Stored data
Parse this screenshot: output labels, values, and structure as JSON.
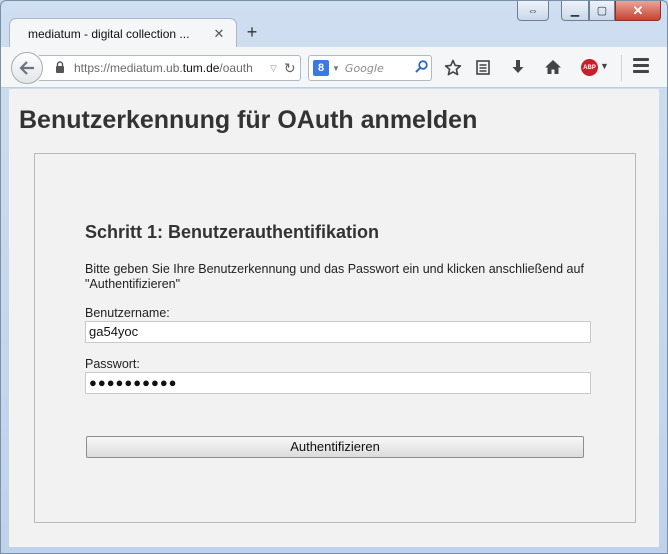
{
  "browser": {
    "tab_title": "mediatum - digital collection ...",
    "tab_close": "✕",
    "new_tab": "+",
    "url_prefix": "https://mediatum.ub.",
    "url_domain": "tum.de",
    "url_suffix": "/oauth",
    "search_engine_icon": "google-icon",
    "search_placeholder": "Google",
    "toolbar_icons": [
      "bookmark-star-icon",
      "reading-list-icon",
      "download-icon",
      "home-icon",
      "adblock-plus-icon",
      "menu-icon"
    ],
    "abp_label": "ABP"
  },
  "page": {
    "title": "Benutzerkennung für OAuth anmelden",
    "step_title": "Schritt 1: Benutzerauthentifikation",
    "instructions": "Bitte geben Sie Ihre Benutzerkennung und das Passwort ein und klicken anschließend auf \"Authentifizieren\"",
    "username_label": "Benutzername:",
    "username_value": "ga54yoc",
    "password_label": "Passwort:",
    "password_value": "●●●●●●●●●●",
    "submit_label": "Authentifizieren"
  },
  "colors": {
    "page_background": "#f2f2f2",
    "title_text": "#333333",
    "window_frame": "#c9d9ec",
    "close_button": "#c7432f"
  }
}
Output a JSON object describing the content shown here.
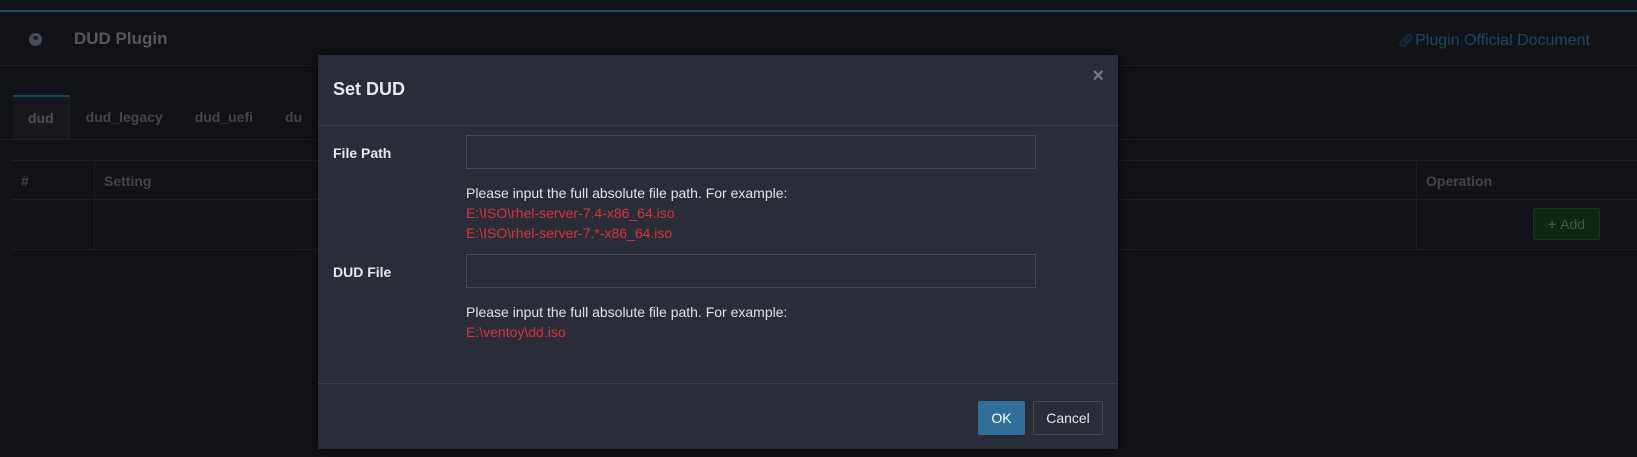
{
  "header": {
    "title": "DUD Plugin",
    "doc_link": "Plugin Official Document",
    "globe_icon": "globe-icon",
    "link_icon": "link-icon"
  },
  "tabs": [
    {
      "label": "dud",
      "active": true
    },
    {
      "label": "dud_legacy",
      "active": false
    },
    {
      "label": "dud_uefi",
      "active": false
    },
    {
      "label": "du",
      "active": false
    }
  ],
  "table": {
    "columns": [
      "#",
      "Setting",
      "Operation"
    ],
    "add_label": "Add",
    "add_icon": "plus-icon"
  },
  "modal": {
    "title": "Set DUD",
    "close_label": "×",
    "file_path": {
      "label": "File Path",
      "value": "",
      "hint": "Please input the full absolute file path. For example:",
      "examples": [
        "E:\\ISO\\rhel-server-7.4-x86_64.iso",
        "E:\\ISO\\rhel-server-7.*-x86_64.iso"
      ]
    },
    "dud_file": {
      "label": "DUD File",
      "value": "",
      "hint": "Please input the full absolute file path. For example:",
      "examples": [
        "E:\\ventoy\\dd.iso"
      ]
    },
    "ok_label": "OK",
    "cancel_label": "Cancel"
  },
  "colors": {
    "accent": "#2f6f99",
    "example_text": "#d6363c",
    "add_button": "#0f2612"
  }
}
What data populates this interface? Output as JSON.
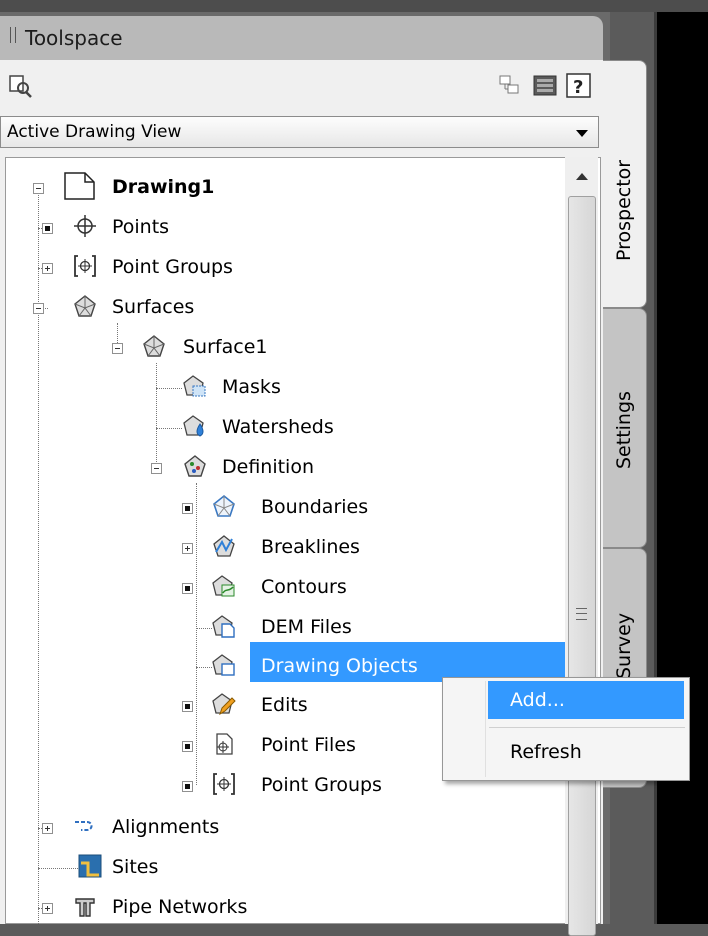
{
  "toolspace": {
    "title": "Toolspace",
    "view_selector": "Active Drawing View"
  },
  "tabs": {
    "prospector": "Prospector",
    "settings": "Settings",
    "survey": "Survey"
  },
  "tree": {
    "drawing": "Drawing1",
    "points": "Points",
    "point_groups": "Point Groups",
    "surfaces": "Surfaces",
    "surface1": "Surface1",
    "masks": "Masks",
    "watersheds": "Watersheds",
    "definition": "Definition",
    "boundaries": "Boundaries",
    "breaklines": "Breaklines",
    "contours": "Contours",
    "dem_files": "DEM Files",
    "drawing_objects": "Drawing Objects",
    "edits": "Edits",
    "point_files": "Point Files",
    "def_point_groups": "Point Groups",
    "alignments": "Alignments",
    "sites": "Sites",
    "pipe_networks": "Pipe Networks"
  },
  "context_menu": {
    "add": "Add...",
    "refresh": "Refresh"
  },
  "colors": {
    "selection": "#3399ff",
    "title_bar": "#b9b9b9"
  }
}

INSTRUCTIONS TO FOLLOW
Every record gets retyped exactly; no picture goes into the copy.

SOLUTION TO THIS PROBLEM
Parse this screenshot: output labels, values, and structure as JSON.
{
  "browser": {
    "tab_title": "mediatum - digital collection ...",
    "tab_close": "✕",
    "new_tab": "+",
    "url_prefix": "https://mediatum.ub.",
    "url_domain": "tum.de",
    "url_suffix": "/oauth",
    "search_engine_icon": "google-icon",
    "search_placeholder": "Google",
    "toolbar_icons": [
      "bookmark-star-icon",
      "reading-list-icon",
      "download-icon",
      "home-icon",
      "adblock-plus-icon",
      "menu-icon"
    ],
    "abp_label": "ABP"
  },
  "page": {
    "title": "Benutzerkennung für OAuth anmelden",
    "step_title": "Schritt 1: Benutzerauthentifikation",
    "instructions": "Bitte geben Sie Ihre Benutzerkennung und das Passwort ein und klicken anschließend auf \"Authentifizieren\"",
    "username_label": "Benutzername:",
    "username_value": "ga54yoc",
    "password_label": "Passwort:",
    "password_value": "●●●●●●●●●●",
    "submit_label": "Authentifizieren"
  },
  "colors": {
    "page_background": "#f2f2f2",
    "title_text": "#333333",
    "window_frame": "#c9d9ec",
    "close_button": "#c7432f"
  }
}
Output a JSON object describing the content shown here.
{
  "header": {
    "title": "DUD Plugin",
    "doc_link": "Plugin Official Document",
    "globe_icon": "globe-icon",
    "link_icon": "link-icon"
  },
  "tabs": [
    {
      "label": "dud",
      "active": true
    },
    {
      "label": "dud_legacy",
      "active": false
    },
    {
      "label": "dud_uefi",
      "active": false
    },
    {
      "label": "du",
      "active": false
    }
  ],
  "table": {
    "columns": [
      "#",
      "Setting",
      "Operation"
    ],
    "add_label": "Add",
    "add_icon": "plus-icon"
  },
  "modal": {
    "title": "Set DUD",
    "close_label": "×",
    "file_path": {
      "label": "File Path",
      "value": "",
      "hint": "Please input the full absolute file path. For example:",
      "examples": [
        "E:\\ISO\\rhel-server-7.4-x86_64.iso",
        "E:\\ISO\\rhel-server-7.*-x86_64.iso"
      ]
    },
    "dud_file": {
      "label": "DUD File",
      "value": "",
      "hint": "Please input the full absolute file path. For example:",
      "examples": [
        "E:\\ventoy\\dd.iso"
      ]
    },
    "ok_label": "OK",
    "cancel_label": "Cancel"
  },
  "colors": {
    "accent": "#2f6f99",
    "example_text": "#d6363c",
    "add_button": "#0f2612"
  }
}
What data populates this interface? Output as JSON.
{
  "toolspace": {
    "title": "Toolspace",
    "view_selector": "Active Drawing View"
  },
  "tabs": {
    "prospector": "Prospector",
    "settings": "Settings",
    "survey": "Survey"
  },
  "tree": {
    "drawing": "Drawing1",
    "points": "Points",
    "point_groups": "Point Groups",
    "surfaces": "Surfaces",
    "surface1": "Surface1",
    "masks": "Masks",
    "watersheds": "Watersheds",
    "definition": "Definition",
    "boundaries": "Boundaries",
    "breaklines": "Breaklines",
    "contours": "Contours",
    "dem_files": "DEM Files",
    "drawing_objects": "Drawing Objects",
    "edits": "Edits",
    "point_files": "Point Files",
    "def_point_groups": "Point Groups",
    "alignments": "Alignments",
    "sites": "Sites",
    "pipe_networks": "Pipe Networks"
  },
  "context_menu": {
    "add": "Add...",
    "refresh": "Refresh"
  },
  "colors": {
    "selection": "#3399ff",
    "title_bar": "#b9b9b9"
  }
}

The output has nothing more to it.